> To do:
Copy the lines of the material below without any change, starting at the line that contains "breadcrumb[interactable]: › ›" and stopping after the line that contains "nav-item-used-car[interactable]: 中古車検索: [465, 122, 614, 160]".

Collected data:
□ □ □

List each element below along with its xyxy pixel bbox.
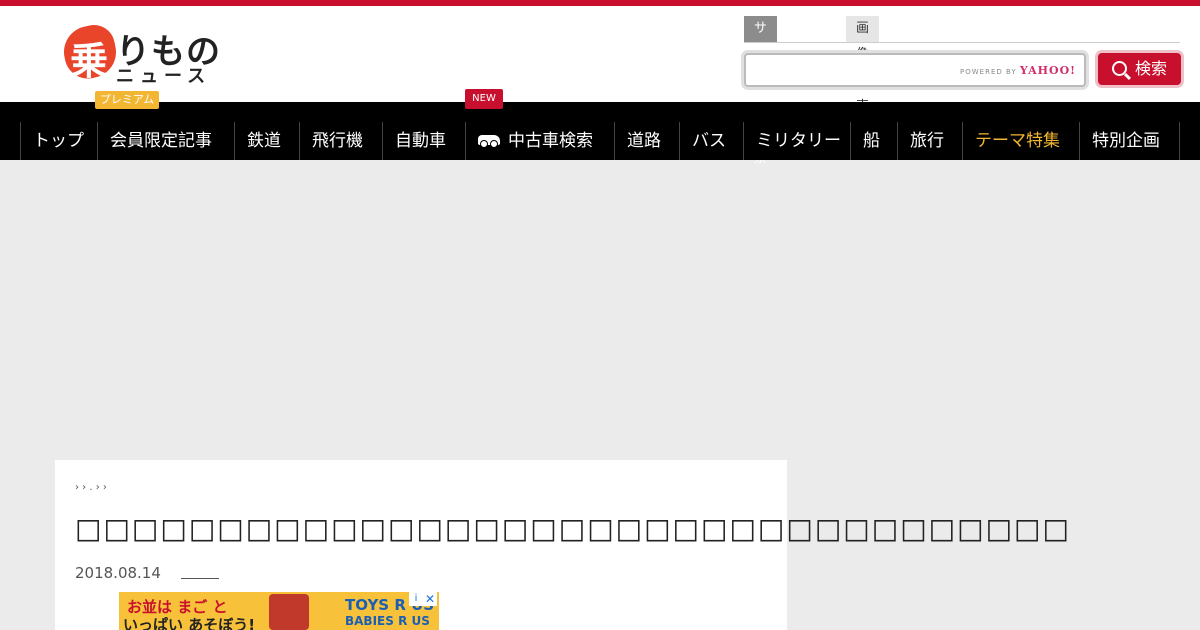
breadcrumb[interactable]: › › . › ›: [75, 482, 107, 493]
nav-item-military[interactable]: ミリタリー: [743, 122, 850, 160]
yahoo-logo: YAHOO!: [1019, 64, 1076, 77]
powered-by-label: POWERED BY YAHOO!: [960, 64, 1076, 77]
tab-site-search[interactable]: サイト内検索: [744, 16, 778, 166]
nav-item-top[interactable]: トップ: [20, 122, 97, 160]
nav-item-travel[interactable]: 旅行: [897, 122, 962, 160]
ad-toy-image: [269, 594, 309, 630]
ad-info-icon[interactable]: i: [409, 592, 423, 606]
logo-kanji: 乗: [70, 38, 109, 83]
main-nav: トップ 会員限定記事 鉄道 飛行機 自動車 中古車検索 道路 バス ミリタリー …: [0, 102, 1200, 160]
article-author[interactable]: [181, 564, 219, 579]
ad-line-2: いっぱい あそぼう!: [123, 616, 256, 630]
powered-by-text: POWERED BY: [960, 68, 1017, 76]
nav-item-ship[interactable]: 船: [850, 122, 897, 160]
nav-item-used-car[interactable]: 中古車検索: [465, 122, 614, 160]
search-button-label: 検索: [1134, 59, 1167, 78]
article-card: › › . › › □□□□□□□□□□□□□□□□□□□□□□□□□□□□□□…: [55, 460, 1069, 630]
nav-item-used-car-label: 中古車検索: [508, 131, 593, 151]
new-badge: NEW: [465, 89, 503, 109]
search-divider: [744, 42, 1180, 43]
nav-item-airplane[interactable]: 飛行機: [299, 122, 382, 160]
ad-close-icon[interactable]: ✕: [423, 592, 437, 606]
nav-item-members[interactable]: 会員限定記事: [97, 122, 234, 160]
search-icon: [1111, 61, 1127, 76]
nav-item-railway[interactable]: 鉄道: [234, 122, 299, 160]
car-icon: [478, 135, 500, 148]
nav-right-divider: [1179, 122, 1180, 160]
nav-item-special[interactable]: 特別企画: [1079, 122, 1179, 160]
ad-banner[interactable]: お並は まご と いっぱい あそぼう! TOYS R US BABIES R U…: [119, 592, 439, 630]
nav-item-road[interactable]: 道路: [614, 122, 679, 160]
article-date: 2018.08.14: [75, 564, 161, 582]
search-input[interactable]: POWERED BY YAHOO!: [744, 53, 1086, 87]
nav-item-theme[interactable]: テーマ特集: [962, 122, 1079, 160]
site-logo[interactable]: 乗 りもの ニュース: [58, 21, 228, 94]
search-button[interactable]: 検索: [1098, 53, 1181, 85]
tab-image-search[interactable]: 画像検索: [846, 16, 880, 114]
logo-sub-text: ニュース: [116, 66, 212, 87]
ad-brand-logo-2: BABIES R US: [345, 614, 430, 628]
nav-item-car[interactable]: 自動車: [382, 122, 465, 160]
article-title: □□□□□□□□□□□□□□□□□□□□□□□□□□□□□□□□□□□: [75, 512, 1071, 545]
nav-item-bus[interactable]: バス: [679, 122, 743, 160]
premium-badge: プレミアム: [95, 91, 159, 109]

□ □ □

> Solution below:
breadcrumb[interactable]: › › . › ›: [75, 482, 107, 493]
nav-item-military[interactable]: ミリタリー: [743, 122, 850, 160]
yahoo-logo: YAHOO!: [1019, 64, 1076, 77]
powered-by-label: POWERED BY YAHOO!: [960, 64, 1076, 77]
tab-site-search[interactable]: サイト内検索: [744, 16, 778, 166]
nav-item-top[interactable]: トップ: [20, 122, 97, 160]
nav-item-travel[interactable]: 旅行: [897, 122, 962, 160]
ad-toy-image: [269, 594, 309, 630]
ad-info-icon[interactable]: i: [409, 592, 423, 606]
logo-kanji: 乗: [70, 38, 109, 83]
main-nav: トップ 会員限定記事 鉄道 飛行機 自動車 中古車検索 道路 バス ミリタリー …: [0, 102, 1200, 160]
article-author[interactable]: [181, 564, 219, 579]
ad-line-2: いっぱい あそぼう!: [123, 616, 256, 630]
powered-by-text: POWERED BY: [960, 68, 1017, 76]
nav-item-ship[interactable]: 船: [850, 122, 897, 160]
nav-item-used-car[interactable]: 中古車検索: [465, 122, 614, 160]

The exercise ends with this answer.